◆ **EXERCISES TO COMPLETE**
• a. Answer these questions from the flight-scraping notebook:
(i) Which parser name is passed to BeautifulSoup?
(ii) Which class do the table rows collected by get_flight_rows have?
(iii) At what value does hour_subtraction start in get_day_url?
• b. Reproduce the flight-scraping notebook code starting at "htmlData = res.content" and ending at "date_time - timedelta(hours=hour_subtraction)".
• c. Write the next part of the flight-scraping notebook code, picking up after its final line.

◆ **EXCERPTED PASSAGE**

☆ ☆ ☆ ☆

In [2]:
import time
import os
import requests
from bs4 import BeautifulSoup
from pymongo import MongoClient
from datetime import datetime, timedelta
from dotenv import load_dotenv

load_dotenv()

mongoURI = os.getenv('MONGO_URI')

In [3]:
def get_day_difference(start_date, end_date):
    if(isinstance(start_date, str)):
        start_date = datetime.strptime(start_date, '%d %m %Y')
    if(isinstance(end_date, str)):
        end_date = datetime.strptime(end_date, '%d %b %Y')
    date_difference = end_date - start_date
    return date_difference.days

In [4]:
def get_flight_rows(url):
    #Get HTML from URL
    res = requests.get(url)
    htmlData = res.content
    parsedData = BeautifulSoup(htmlData, 'html.parser')
        
    #Rows with departure data
    info_table = parsedData.find_all('tr',class_='tt-row')
    return info_table

In [5]:
def get_day_url(airpot_code, year, month, day, mode):
        hour_subtraction = 1
        while(True):
                #Setting date to a datetime object
                date_time = datetime(year,month,day)
                converted_date = date_time - timedelta(hours=hour_subtraction)
                
                #Convert date to epoch time needed for url
                epochDate = time.mktime(converted_date.timetuple())
                
                #Generate URL for scraping arrivals
                if(mode == 'arrivals'):
                        url = 'https://www.avionio.com/en/airport/' + airpot_code + '/arrivals' + '?ts=' + str(int(epochDate)) + '000&page='
                if(mode == 'departures'):
                        url = 'https://www.avionio.com/en/airport/' + airpot_code + '/departures' + '?ts=' + str(int(epochDate)) + '000&page='
                
                #Parse URL to get first flight date
                flights = get_flight_rows(url)
                first_flight_date = flights[0].find('td',class_='tt-d').text.strip() + ' 2024'
                
                #If the shown information is from the day before then it is safe to begin scraping from there for the date selected.
                #This way it is assured that no flights from the selected date are missed.
                if(get_day_difference(converted_date,first_flight_date) == -1):
                    return url
        
                hour_subtraction += 1

In [6]:
def get_airport_data(airport_code,year,month,day,mode):
    
    datetime_day = datetime(year,month,day)
    url = get_day_url(airport_code,year,month,day,mode)

☆ ☆ ☆ ☆

◆ **STORED RECORDS**
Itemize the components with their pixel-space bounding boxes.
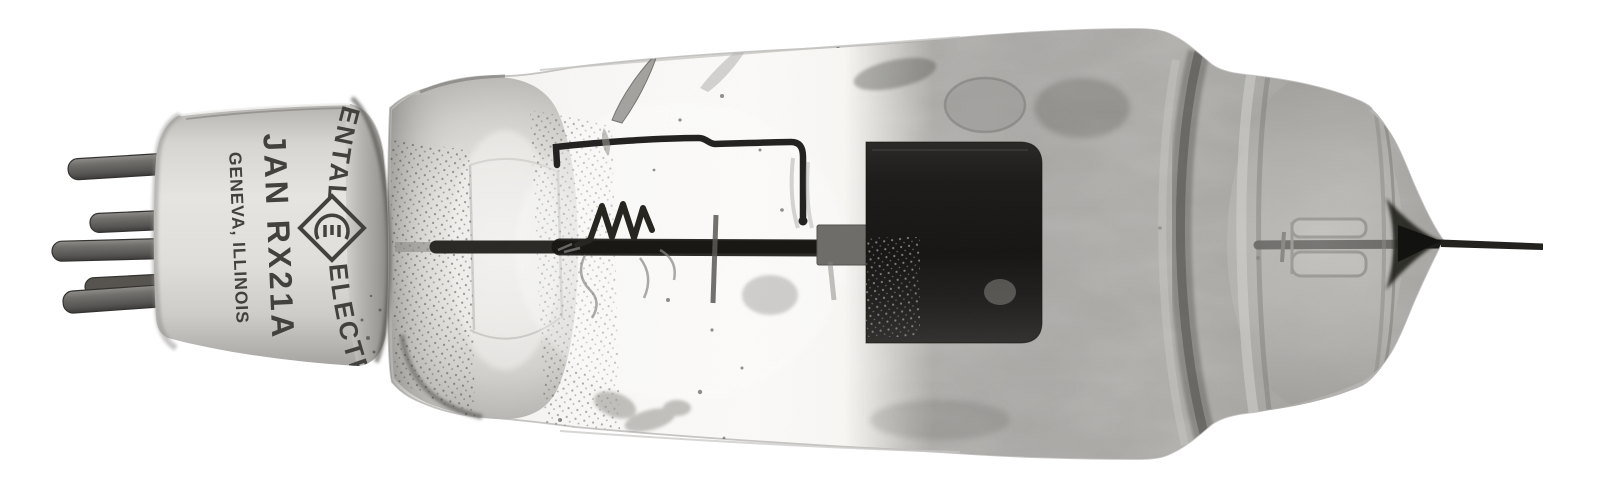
tube-base: NENTAL ELECTR JAN RX21A GENEVA, ILLINOIS: [154, 82, 389, 385]
tube-photograph: NENTAL ELECTR JAN RX21A GENEVA, ILLINOIS: [0, 0, 1600, 500]
pin-3: [52, 239, 165, 262]
tube-photo-svg: NENTAL ELECTR JAN RX21A GENEVA, ILLINOIS: [0, 0, 1600, 500]
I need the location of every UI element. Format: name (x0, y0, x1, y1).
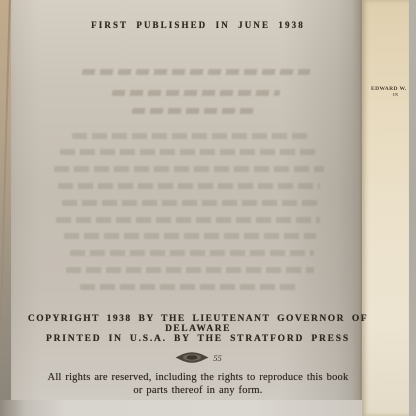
ghost-line (54, 166, 324, 172)
adjacent-page-name: Edward W. (371, 86, 407, 92)
copyright-line: COPYRIGHT 1938 BY THE LIEUTENANT GOVERNO… (20, 314, 376, 334)
printed-line: PRINTED IN U.S.A. BY THE STRATFORD PRESS (20, 334, 376, 344)
rights-line-1: All rights are reserved, including the r… (20, 372, 376, 383)
bottom-page-edge (0, 400, 362, 416)
ghost-line (60, 149, 318, 155)
page-gutter (0, 0, 11, 401)
ornament-number: 55 (213, 353, 222, 363)
ghost-line (58, 183, 320, 189)
fore-edge-strip (409, 0, 416, 416)
ornament-row: 55 (20, 352, 376, 363)
first-published-line: FIRST PUBLISHED IN JUNE 1938 (20, 20, 376, 30)
adjacent-page-text: Edward W. in (371, 87, 413, 97)
ghost-line (70, 250, 314, 256)
book-photo: FIRST PUBLISHED IN JUNE 1938 COPYRIGHT 1… (0, 0, 416, 416)
printers-union-bug-icon (174, 352, 210, 363)
ghost-line (112, 90, 281, 96)
ghost-line (56, 217, 320, 223)
ghost-line (82, 69, 311, 75)
ghost-line (80, 284, 300, 290)
ghost-line (72, 133, 310, 139)
ghost-line (132, 108, 259, 114)
adjacent-page-subtext: in (393, 92, 413, 97)
rights-line-2: or parts thereof in any form. (20, 385, 376, 396)
ghost-line (64, 233, 316, 239)
ghost-line (62, 200, 318, 206)
ghost-line (66, 267, 314, 273)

☆ ☆ ☆ ☆

◆ **RESULTS OF THE EXERCISE**
• a.
(i) 'html.parser'
(ii) 'tt-row'
(iii) 1

• b.
htmlData = res.content
    parsedData = BeautifulSoup(htmlData, 'html.parser')
        
    #Rows with departure data
    info_table = parsedData.find_all('tr',class_='tt-row')
    return info_table

In [5]:
def get_day_url(airpot_code, year, month, day, mode):
        hour_subtraction = 1
        while(True):
                #Setting date to a datetime object
                date_time = datetime(year,month,day)
                converted_date = date_time - timedelta(hours=hour_subtraction)

• c.
    flights = []
    pageNum = 0
    
    #Generate URL for scraping
    while(True):
        
        info_table = get_flight_rows(url + str(pageNum))
        
        for row in info_table:
        
            if 'tt-child' in row['class']:  
                continue
            
            row_date = row.find('td',class_='tt-d').text.strip() + ' 2024'
            day_difference = get_day_difference(datetime_day, row_date)

            if(day_difference == -1):
                continue
            
            if(day_difference == 1):
                flight_day = datetime.strptime(f'{day} {month} {year}', '%d %m %Y')
                flight_day = str(flight_day.date())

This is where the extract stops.